__Exercise directions__.
Show every line containing "time" by copying it.

__Source data__.
▽

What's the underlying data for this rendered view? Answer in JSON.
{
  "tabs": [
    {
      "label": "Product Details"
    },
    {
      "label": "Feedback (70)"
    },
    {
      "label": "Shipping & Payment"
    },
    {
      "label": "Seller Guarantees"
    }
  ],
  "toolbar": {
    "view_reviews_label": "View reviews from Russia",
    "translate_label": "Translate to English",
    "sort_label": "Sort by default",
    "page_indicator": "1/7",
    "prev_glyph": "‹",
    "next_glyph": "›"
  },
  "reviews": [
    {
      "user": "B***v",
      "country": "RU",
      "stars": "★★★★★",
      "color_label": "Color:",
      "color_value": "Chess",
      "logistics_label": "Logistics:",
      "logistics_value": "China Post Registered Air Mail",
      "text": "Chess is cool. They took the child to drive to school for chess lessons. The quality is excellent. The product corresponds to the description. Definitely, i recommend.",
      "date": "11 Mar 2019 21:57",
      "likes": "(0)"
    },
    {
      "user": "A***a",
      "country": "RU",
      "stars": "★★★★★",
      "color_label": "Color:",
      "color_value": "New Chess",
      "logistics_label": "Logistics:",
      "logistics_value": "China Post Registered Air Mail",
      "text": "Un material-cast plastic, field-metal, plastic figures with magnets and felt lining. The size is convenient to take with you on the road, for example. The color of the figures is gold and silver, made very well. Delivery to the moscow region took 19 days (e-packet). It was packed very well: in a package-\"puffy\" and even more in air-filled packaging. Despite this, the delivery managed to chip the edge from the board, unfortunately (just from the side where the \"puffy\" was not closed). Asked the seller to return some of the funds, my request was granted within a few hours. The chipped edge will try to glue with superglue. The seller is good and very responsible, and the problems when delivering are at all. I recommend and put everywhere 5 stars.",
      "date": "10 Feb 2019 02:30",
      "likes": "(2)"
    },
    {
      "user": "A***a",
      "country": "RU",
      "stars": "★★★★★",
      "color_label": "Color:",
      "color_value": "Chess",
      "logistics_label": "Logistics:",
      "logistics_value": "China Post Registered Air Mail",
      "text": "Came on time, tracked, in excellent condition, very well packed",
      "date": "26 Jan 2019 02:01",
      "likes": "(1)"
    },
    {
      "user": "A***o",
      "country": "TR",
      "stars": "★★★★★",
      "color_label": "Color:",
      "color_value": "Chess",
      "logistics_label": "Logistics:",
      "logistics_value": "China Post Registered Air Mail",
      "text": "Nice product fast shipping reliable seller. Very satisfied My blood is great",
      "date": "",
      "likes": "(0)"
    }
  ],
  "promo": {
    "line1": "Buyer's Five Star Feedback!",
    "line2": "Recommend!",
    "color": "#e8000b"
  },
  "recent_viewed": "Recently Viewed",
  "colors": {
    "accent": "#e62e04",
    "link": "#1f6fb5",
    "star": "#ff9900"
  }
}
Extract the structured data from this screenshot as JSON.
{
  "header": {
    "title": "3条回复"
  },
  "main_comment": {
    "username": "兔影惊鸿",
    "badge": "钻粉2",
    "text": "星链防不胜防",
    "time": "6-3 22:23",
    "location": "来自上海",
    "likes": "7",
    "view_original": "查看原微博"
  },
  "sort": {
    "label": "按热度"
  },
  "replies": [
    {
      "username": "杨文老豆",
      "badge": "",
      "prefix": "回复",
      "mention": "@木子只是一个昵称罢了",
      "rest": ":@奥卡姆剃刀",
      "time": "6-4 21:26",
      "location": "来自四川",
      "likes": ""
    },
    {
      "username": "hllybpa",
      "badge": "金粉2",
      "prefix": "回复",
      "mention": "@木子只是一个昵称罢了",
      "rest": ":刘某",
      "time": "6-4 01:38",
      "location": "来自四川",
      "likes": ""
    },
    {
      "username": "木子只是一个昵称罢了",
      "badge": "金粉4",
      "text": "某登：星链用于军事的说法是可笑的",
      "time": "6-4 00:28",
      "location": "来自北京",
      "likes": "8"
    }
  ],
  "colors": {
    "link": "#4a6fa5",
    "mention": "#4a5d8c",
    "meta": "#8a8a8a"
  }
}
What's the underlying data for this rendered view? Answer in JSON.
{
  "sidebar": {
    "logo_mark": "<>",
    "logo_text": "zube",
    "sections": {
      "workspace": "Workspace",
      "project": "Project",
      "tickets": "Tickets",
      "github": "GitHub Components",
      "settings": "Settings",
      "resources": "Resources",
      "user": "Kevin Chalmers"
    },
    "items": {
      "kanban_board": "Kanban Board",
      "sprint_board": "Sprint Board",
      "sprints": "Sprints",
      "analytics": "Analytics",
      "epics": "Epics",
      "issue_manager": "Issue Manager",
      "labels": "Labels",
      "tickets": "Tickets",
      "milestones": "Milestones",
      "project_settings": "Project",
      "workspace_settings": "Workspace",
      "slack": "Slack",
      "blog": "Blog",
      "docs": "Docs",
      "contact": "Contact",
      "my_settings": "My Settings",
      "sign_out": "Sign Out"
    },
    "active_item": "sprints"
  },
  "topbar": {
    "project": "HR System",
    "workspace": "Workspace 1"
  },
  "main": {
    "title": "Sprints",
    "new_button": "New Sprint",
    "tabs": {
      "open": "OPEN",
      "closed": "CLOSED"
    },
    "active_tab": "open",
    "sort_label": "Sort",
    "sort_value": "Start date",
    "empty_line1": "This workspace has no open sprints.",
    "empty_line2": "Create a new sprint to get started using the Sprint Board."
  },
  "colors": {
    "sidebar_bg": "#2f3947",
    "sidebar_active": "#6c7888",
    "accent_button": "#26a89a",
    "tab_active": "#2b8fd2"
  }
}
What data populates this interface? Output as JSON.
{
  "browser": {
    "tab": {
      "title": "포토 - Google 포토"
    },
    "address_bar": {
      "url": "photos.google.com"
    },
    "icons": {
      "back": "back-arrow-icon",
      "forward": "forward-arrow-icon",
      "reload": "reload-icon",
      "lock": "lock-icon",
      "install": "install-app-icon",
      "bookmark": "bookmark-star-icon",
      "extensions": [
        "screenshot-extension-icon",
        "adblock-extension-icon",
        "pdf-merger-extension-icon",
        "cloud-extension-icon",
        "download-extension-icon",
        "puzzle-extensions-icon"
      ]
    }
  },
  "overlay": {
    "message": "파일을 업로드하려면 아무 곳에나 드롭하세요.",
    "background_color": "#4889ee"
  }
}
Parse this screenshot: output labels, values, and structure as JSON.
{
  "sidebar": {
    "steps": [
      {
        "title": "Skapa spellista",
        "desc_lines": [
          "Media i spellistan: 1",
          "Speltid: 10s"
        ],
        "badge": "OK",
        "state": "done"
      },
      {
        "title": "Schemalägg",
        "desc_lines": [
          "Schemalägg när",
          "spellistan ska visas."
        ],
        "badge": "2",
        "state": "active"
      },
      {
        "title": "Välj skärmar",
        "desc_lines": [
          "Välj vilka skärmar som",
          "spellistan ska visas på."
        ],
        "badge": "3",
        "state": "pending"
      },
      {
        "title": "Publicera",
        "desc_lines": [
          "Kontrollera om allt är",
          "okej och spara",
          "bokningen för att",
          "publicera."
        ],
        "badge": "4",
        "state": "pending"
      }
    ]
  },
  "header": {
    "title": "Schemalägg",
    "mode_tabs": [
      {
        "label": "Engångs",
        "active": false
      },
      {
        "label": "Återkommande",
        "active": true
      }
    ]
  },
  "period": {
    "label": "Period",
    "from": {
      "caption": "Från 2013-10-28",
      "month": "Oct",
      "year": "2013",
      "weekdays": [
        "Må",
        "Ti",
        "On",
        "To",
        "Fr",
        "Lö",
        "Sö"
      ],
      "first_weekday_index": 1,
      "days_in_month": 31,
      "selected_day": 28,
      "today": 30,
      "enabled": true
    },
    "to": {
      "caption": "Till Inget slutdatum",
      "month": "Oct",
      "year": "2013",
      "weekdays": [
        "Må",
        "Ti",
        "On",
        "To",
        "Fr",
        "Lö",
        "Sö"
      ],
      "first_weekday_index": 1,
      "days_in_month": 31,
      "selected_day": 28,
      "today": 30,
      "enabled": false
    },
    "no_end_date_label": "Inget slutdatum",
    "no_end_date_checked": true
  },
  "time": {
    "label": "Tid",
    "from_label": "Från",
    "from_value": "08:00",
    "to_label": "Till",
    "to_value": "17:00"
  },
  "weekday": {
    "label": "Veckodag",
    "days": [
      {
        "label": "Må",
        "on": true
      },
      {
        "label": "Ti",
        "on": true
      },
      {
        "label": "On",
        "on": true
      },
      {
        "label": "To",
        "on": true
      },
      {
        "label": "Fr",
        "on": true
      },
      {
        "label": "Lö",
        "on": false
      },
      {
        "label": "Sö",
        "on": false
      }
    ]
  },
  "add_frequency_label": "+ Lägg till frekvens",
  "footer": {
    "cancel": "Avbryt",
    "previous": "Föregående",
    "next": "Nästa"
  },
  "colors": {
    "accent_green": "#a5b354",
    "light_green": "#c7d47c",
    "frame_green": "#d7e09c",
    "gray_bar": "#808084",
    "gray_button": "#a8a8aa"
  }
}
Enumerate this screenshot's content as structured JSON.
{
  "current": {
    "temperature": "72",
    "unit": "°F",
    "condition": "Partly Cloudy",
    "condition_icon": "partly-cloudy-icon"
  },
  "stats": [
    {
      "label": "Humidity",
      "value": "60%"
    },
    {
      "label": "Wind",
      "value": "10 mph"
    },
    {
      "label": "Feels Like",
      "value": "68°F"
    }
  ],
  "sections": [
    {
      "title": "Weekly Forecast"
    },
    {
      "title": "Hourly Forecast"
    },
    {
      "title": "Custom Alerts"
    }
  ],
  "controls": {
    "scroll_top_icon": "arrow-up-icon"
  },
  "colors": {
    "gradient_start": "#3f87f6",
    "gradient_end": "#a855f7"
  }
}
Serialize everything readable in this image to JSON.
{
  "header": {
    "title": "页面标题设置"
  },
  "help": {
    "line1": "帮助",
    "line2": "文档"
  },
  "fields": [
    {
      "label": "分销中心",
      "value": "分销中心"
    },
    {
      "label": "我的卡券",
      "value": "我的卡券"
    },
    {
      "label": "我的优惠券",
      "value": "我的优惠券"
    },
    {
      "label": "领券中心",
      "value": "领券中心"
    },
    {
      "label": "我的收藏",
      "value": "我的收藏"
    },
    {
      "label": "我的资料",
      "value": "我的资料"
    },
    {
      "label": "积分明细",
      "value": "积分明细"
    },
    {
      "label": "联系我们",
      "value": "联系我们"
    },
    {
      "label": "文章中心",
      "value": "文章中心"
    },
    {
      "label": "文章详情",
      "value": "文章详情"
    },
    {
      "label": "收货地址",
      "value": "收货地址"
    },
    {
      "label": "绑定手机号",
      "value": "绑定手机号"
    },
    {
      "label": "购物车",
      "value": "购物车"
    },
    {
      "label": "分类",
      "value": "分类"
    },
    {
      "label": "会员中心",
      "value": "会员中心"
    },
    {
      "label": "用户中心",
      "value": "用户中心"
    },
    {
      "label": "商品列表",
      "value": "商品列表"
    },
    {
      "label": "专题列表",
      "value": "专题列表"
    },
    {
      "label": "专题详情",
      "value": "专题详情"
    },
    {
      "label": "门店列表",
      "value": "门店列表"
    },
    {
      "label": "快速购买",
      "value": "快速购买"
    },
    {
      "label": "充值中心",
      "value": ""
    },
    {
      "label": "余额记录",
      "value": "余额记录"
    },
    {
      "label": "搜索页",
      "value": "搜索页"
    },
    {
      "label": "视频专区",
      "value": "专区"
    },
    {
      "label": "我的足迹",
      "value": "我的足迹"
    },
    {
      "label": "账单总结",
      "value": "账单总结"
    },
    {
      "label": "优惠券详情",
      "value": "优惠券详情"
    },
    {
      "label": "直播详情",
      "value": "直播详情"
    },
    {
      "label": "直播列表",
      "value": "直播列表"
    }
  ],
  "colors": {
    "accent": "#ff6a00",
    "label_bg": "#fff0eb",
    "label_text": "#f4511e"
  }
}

△

__Finished exercise__.
      "text": "Came on time, tracked, in excellent condition, very well packed",
    "time": "6-3 22:23",
      "time": "6-4 21:26",
      "time": "6-4 01:38",
      "time": "6-4 00:28",
  "time": {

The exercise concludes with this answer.